Task description:
Transcribe each record exactly. Include every one.

Data extract:
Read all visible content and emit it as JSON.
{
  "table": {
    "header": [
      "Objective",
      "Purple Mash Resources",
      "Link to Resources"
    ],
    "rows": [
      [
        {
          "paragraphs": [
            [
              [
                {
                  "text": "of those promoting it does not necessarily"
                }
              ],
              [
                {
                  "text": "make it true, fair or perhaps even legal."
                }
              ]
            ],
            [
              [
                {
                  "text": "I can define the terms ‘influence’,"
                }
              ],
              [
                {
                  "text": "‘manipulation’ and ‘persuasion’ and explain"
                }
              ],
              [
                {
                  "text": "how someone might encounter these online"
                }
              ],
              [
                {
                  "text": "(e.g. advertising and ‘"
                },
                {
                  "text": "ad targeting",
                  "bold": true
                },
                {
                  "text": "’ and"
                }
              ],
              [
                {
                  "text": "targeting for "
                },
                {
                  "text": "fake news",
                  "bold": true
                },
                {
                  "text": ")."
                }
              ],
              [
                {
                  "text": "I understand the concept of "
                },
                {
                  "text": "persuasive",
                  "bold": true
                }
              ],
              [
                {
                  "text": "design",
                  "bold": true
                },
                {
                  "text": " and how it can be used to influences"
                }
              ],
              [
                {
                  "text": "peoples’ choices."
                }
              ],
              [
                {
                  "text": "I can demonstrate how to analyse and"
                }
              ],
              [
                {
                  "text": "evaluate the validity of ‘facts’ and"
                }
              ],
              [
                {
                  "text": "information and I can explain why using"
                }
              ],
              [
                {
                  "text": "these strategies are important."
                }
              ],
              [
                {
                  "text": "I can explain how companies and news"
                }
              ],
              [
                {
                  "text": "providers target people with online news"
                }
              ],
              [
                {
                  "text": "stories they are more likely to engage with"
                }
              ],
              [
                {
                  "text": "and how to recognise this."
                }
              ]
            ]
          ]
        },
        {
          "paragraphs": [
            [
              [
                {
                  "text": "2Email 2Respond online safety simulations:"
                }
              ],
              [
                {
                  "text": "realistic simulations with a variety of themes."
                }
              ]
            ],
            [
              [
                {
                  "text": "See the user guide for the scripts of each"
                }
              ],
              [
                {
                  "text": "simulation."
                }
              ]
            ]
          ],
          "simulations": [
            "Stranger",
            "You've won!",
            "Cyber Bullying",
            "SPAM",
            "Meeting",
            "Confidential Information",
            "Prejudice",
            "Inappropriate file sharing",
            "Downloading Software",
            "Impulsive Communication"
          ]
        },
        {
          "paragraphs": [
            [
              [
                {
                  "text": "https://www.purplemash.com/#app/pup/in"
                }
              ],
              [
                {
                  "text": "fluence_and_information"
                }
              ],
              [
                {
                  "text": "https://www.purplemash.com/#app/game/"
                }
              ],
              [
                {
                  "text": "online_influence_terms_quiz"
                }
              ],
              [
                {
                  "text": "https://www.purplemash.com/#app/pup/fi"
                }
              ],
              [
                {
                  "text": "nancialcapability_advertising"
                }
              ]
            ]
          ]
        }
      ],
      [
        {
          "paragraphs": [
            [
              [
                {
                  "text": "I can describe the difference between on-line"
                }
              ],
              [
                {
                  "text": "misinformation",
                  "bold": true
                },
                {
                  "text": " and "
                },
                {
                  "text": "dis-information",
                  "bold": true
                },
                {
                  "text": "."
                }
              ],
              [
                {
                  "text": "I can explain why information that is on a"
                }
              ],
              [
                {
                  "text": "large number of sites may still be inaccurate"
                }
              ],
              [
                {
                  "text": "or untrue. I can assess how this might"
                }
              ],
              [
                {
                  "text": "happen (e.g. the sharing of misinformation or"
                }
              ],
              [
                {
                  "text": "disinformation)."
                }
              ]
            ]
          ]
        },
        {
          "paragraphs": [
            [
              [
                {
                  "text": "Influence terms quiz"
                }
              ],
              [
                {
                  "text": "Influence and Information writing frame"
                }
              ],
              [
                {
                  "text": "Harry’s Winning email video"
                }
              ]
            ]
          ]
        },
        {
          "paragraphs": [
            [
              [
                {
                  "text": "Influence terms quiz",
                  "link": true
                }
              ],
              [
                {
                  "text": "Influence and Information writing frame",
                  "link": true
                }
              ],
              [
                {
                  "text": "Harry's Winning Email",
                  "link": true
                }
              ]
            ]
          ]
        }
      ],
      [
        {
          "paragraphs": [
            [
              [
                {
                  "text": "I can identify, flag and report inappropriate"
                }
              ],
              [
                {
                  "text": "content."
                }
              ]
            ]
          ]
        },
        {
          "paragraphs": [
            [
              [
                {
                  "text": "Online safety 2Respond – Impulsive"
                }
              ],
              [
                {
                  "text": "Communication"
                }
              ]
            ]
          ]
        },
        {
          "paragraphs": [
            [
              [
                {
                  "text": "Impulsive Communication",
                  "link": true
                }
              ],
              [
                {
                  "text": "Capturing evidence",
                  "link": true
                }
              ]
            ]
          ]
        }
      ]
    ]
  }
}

Expected answer:
Read all visible content and emit it as JSON.
{
  "table": {
    "header": [
      "Objective",
      "Purple Mash Resources",
      "Link to Resources"
    ],
    "rows": [
      [
        {
          "paragraphs": [
            [
              [
                {
                  "text": "of those promoting it does not necessarily"
                }
              ],
              [
                {
                  "text": "make it true, fair or perhaps even legal."
                }
              ]
            ],
            [
              [
                {
                  "text": "I can define the terms ‘influence’,"
                }
              ],
              [
                {
                  "text": "‘manipulation’ and ‘persuasion’ and explain"
                }
              ],
              [
                {
                  "text": "how someone might encounter these online"
                }
              ],
              [
                {
                  "text": "(e.g. advertising and ‘"
                },
                {
                  "text": "ad targeting",
                  "bold": true
                },
                {
                  "text": "’ and"
                }
              ],
              [
                {
                  "text": "targeting for "
                },
                {
                  "text": "fake news",
                  "bold": true
                },
                {
                  "text": ")."
                }
              ],
              [
                {
                  "text": "I understand the concept of "
                },
                {
                  "text": "persuasive",
                  "bold": true
                }
              ],
              [
                {
                  "text": "design",
                  "bold": true
                },
                {
                  "text": " and how it can be used to influences"
                }
              ],
              [
                {
                  "text": "peoples’ choices."
                }
              ],
              [
                {
                  "text": "I can demonstrate how to analyse and"
                }
              ],
              [
                {
                  "text": "evaluate the validity of ‘facts’ and"
                }
              ],
              [
                {
                  "text": "information and I can explain why using"
                }
              ],
              [
                {
                  "text": "these strategies are important."
                }
              ],
              [
                {
                  "text": "I can explain how companies and news"
                }
              ],
              [
                {
                  "text": "providers target people with online news"
                }
              ],
              [
                {
                  "text": "stories they are more likely to engage with"
                }
              ],
              [
                {
                  "text": "and how to recognise this."
                }
              ]
            ]
          ]
        },
        {
          "paragraphs": [
            [
              [
                {
                  "text": "2Email 2Respond online safety simulations:"
                }
              ],
              [
                {
                  "text": "realistic simulations with a variety of themes."
                }
              ]
            ],
            [
              [
                {
                  "text": "See the user guide for the scripts of each"
                }
              ],
              [
                {
                  "text": "simulation."
                }
              ]
            ]
          ],
          "simulations": [
            "Stranger",
            "You've won!",
            "Cyber Bullying",
            "SPAM",
            "Meeting",
            "Confidential Information",
            "Prejudice",
            "Inappropriate file sharing",
            "Downloading Software",
            "Impulsive Communication"
          ]
        },
        {
          "paragraphs": [
            [
              [
                {
                  "text": "https://www.purplemash.com/#app/pup/in"
                }
              ],
              [
                {
                  "text": "fluence_and_information"
                }
              ],
              [
                {
                  "text": "https://www.purplemash.com/#app/game/"
                }
              ],
              [
                {
                  "text": "online_influence_terms_quiz"
                }
              ],
              [
                {
                  "text": "https://www.purplemash.com/#app/pup/fi"
                }
              ],
              [
                {
                  "text": "nancialcapability_advertising"
                }
              ]
            ]
          ]
        }
      ],
      [
        {
          "paragraphs": [
            [
              [
                {
                  "text": "I can describe the difference between on-line"
                }
              ],
              [
                {
                  "text": "misinformation",
                  "bold": true
                },
                {
                  "text": " and "
                },
                {
                  "text": "dis-information",
                  "bold": true
                },
                {
                  "text": "."
                }
              ],
              [
                {
                  "text": "I can explain why information that is on a"
                }
              ],
              [
                {
                  "text": "large number of sites may still be inaccurate"
                }
              ],
              [
                {
                  "text": "or untrue. I can assess how this might"
                }
              ],
              [
                {
                  "text": "happen (e.g. the sharing of misinformation or"
                }
              ],
              [
                {
                  "text": "disinformation)."
                }
              ]
            ]
          ]
        },
        {
          "paragraphs": [
            [
              [
                {
                  "text": "Influence terms quiz"
                }
              ],
              [
                {
                  "text": "Influence and Information writing frame"
                }
              ],
              [
                {
                  "text": "Harry’s Winning email video"
                }
              ]
            ]
          ]
        },
        {
          "paragraphs": [
            [
              [
                {
                  "text": "Influence terms quiz",
                  "link": true
                }
              ],
              [
                {
                  "text": "Influence and Information writing frame",
                  "link": true
                }
              ],
              [
                {
                  "text": "Harry's Winning Email",
                  "link": true
                }
              ]
            ]
          ]
        }
      ],
      [
        {
          "paragraphs": [
            [
              [
                {
                  "text": "I can identify, flag and report inappropriate"
                }
              ],
              [
                {
                  "text": "content."
                }
              ]
            ]
          ]
        },
        {
          "paragraphs": [
            [
              [
                {
                  "text": "Online safety 2Respond – Impulsive"
                }
              ],
              [
                {
                  "text": "Communication"
                }
              ]
            ]
          ]
        },
        {
          "paragraphs": [
            [
              [
                {
                  "text": "Impulsive Communication",
                  "link": true
                }
              ],
              [
                {
                  "text": "Capturing evidence",
                  "link": true
                }
              ]
            ]
          ]
        }
      ]
    ]
  }
}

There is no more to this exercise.